Find the string "которых" in the entries and copy each line that has it.

** START Data section **

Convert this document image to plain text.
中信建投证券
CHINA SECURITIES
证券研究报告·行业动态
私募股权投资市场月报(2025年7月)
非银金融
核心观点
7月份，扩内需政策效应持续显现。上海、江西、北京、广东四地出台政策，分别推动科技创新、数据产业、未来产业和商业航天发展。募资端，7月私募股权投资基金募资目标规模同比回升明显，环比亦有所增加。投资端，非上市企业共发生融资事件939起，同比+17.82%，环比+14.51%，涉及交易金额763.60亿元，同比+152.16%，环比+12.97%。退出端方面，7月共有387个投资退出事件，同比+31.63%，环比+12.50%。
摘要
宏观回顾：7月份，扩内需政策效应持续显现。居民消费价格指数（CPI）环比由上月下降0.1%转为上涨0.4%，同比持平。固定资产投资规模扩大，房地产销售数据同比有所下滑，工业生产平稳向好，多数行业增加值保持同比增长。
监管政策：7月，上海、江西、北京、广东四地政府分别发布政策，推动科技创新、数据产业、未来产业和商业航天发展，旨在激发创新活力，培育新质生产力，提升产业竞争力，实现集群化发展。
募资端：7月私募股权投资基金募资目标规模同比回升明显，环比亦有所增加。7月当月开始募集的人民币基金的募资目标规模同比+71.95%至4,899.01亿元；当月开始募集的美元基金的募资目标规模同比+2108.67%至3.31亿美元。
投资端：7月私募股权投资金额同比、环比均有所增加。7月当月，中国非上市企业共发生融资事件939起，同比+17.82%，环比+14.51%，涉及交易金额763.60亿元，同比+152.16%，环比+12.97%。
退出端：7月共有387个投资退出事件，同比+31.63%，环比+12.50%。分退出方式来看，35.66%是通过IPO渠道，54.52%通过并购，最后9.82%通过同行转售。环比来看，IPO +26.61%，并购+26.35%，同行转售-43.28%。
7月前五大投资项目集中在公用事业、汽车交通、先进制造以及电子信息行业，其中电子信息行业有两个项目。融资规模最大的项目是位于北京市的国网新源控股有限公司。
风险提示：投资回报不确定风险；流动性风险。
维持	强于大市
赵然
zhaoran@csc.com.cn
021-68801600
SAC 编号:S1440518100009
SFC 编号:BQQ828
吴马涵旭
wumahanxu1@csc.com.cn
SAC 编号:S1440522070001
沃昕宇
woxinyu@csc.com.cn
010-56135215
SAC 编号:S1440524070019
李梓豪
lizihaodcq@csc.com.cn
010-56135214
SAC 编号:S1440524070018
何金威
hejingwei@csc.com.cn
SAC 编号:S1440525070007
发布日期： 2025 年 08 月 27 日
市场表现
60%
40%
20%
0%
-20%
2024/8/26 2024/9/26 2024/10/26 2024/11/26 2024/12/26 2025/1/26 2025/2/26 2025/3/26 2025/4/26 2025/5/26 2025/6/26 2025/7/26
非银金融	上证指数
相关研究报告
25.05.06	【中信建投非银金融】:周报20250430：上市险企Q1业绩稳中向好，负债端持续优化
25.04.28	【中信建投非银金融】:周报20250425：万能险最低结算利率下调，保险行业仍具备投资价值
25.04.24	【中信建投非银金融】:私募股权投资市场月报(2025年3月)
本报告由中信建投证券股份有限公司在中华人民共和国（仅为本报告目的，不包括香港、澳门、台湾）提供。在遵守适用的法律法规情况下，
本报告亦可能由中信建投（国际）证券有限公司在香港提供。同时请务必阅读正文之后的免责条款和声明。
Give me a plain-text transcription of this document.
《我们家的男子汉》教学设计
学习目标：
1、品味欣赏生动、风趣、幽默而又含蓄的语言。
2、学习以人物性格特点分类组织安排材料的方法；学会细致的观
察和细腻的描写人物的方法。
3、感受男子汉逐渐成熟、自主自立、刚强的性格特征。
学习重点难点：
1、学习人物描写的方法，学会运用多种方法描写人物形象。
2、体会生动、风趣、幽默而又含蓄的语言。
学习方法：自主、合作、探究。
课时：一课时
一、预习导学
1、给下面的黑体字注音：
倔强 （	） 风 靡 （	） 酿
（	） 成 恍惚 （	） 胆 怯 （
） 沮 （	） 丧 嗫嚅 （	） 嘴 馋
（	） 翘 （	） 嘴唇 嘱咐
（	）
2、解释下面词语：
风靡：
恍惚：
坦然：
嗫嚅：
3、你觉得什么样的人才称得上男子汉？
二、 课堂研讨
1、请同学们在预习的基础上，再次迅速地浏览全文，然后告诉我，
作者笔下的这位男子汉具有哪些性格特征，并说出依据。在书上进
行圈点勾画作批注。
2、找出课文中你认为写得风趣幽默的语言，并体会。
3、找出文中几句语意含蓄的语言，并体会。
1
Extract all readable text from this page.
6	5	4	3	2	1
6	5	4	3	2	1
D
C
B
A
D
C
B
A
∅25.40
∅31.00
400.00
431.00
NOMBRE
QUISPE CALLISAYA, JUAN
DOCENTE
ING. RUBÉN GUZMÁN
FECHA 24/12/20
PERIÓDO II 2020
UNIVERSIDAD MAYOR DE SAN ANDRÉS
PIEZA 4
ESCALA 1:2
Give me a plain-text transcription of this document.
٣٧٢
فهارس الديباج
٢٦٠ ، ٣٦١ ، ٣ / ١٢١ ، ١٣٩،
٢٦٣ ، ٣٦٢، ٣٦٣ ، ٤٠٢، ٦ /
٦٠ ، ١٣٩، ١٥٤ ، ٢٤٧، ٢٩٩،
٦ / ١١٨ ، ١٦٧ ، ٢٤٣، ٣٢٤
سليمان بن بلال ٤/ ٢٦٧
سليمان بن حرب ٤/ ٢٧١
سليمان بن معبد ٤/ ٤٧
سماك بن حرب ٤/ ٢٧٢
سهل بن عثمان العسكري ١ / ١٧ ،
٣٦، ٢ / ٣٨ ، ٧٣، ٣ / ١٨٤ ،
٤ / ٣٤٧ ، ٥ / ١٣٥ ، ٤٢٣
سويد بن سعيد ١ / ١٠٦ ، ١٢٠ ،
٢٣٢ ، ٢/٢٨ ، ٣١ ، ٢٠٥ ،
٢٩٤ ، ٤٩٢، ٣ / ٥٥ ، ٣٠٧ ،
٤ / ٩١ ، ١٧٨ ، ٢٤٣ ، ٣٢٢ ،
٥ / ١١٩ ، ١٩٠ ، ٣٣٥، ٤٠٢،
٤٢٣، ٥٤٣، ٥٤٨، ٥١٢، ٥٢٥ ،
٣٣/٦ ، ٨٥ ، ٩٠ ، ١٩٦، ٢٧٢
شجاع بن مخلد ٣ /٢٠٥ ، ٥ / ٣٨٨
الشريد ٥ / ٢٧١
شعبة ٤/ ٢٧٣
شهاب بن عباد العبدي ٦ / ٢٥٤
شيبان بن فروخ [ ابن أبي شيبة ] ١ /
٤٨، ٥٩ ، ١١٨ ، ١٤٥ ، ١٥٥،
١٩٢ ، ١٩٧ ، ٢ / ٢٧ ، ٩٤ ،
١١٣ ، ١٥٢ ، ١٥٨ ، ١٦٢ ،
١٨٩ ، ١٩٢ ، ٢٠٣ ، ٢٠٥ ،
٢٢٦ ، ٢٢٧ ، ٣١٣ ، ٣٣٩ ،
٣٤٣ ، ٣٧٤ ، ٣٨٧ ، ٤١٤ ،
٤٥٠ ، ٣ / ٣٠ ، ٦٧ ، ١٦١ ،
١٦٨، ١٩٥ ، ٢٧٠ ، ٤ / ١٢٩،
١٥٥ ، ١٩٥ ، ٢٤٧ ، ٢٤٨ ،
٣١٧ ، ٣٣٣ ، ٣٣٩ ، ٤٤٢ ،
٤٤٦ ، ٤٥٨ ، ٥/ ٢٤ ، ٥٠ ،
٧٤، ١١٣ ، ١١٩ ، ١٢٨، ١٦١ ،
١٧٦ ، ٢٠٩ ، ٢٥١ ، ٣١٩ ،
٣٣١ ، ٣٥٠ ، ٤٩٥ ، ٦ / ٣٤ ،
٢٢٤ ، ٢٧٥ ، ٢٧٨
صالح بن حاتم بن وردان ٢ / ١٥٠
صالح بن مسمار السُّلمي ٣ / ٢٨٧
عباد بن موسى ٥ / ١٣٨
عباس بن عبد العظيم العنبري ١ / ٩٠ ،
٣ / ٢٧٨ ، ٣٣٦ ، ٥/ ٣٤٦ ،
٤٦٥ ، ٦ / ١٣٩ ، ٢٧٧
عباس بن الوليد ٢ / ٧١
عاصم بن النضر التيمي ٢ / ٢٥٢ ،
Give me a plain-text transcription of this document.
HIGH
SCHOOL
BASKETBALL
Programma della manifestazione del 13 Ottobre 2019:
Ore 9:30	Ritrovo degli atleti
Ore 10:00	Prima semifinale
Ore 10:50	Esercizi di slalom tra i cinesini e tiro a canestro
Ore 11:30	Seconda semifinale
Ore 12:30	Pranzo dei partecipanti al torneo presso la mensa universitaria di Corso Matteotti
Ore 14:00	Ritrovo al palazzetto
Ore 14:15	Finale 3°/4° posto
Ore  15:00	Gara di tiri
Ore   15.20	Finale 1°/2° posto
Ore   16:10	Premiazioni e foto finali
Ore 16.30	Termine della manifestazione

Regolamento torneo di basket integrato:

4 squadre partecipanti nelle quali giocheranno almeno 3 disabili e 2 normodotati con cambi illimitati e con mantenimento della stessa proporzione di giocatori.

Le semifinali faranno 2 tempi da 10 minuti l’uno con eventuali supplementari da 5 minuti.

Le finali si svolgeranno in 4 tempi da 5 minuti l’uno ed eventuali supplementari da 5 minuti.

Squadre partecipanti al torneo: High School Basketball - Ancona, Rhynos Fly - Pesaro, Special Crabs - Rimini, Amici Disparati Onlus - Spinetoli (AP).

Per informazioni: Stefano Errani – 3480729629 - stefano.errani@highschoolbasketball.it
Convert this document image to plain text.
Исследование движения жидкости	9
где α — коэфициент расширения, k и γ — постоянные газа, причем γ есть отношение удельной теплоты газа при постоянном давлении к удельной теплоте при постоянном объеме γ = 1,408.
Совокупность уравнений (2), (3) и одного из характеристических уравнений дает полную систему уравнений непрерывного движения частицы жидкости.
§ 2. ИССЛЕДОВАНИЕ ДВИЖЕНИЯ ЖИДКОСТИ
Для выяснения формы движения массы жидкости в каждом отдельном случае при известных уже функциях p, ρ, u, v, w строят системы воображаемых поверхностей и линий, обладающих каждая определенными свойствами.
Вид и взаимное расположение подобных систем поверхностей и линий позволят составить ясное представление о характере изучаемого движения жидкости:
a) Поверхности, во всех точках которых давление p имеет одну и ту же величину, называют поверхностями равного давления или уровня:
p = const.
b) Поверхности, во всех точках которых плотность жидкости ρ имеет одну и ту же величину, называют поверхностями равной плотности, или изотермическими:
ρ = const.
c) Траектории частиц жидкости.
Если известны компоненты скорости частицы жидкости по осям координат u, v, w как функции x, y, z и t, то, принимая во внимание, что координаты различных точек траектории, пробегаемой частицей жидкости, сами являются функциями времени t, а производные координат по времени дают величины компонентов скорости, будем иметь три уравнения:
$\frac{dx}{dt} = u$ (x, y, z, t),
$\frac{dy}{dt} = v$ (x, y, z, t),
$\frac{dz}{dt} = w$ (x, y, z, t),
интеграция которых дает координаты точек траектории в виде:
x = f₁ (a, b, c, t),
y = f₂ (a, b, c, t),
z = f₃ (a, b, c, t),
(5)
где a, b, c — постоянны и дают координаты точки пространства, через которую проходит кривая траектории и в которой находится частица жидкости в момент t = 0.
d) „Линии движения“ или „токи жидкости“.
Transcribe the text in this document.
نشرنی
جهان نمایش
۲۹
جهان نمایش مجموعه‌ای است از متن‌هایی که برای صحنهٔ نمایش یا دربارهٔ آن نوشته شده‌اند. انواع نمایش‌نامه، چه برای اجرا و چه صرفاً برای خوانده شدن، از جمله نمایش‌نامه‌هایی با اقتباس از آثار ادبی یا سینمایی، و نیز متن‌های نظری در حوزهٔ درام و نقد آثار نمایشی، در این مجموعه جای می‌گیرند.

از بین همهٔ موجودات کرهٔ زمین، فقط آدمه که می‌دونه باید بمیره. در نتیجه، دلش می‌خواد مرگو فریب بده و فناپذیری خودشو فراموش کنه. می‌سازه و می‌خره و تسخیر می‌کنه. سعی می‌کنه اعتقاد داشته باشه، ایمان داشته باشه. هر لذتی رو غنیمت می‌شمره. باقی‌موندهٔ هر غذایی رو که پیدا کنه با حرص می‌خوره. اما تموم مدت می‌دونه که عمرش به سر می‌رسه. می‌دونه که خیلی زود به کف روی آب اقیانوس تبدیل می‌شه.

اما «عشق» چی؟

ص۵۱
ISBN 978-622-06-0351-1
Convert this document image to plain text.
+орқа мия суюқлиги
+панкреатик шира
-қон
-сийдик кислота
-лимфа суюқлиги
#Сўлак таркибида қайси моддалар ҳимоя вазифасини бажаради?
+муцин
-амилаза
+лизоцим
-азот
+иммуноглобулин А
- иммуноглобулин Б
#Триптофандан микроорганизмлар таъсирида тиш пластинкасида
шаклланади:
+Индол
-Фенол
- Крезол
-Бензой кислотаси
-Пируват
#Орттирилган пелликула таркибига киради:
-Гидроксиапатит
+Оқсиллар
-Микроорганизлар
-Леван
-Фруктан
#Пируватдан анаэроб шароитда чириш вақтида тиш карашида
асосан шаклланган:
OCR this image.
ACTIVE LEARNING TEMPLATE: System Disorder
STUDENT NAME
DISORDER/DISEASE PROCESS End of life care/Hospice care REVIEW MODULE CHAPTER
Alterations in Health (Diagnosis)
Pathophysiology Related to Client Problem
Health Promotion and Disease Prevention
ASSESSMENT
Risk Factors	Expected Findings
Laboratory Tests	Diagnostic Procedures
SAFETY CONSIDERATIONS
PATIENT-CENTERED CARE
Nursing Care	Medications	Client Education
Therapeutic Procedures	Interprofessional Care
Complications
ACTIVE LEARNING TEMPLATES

** END Data section **

*The response*
a) Поверхности, во всех точках которых давление p имеет одну и ту же величину, называют поверхностями равного давления или уровня:
b) Поверхности, во всех точках которых плотность жидкости ρ имеет одну и ту же величину, называют поверхностями равной плотности, или изотермическими:
интеграция которых дает координаты точек траектории в виде:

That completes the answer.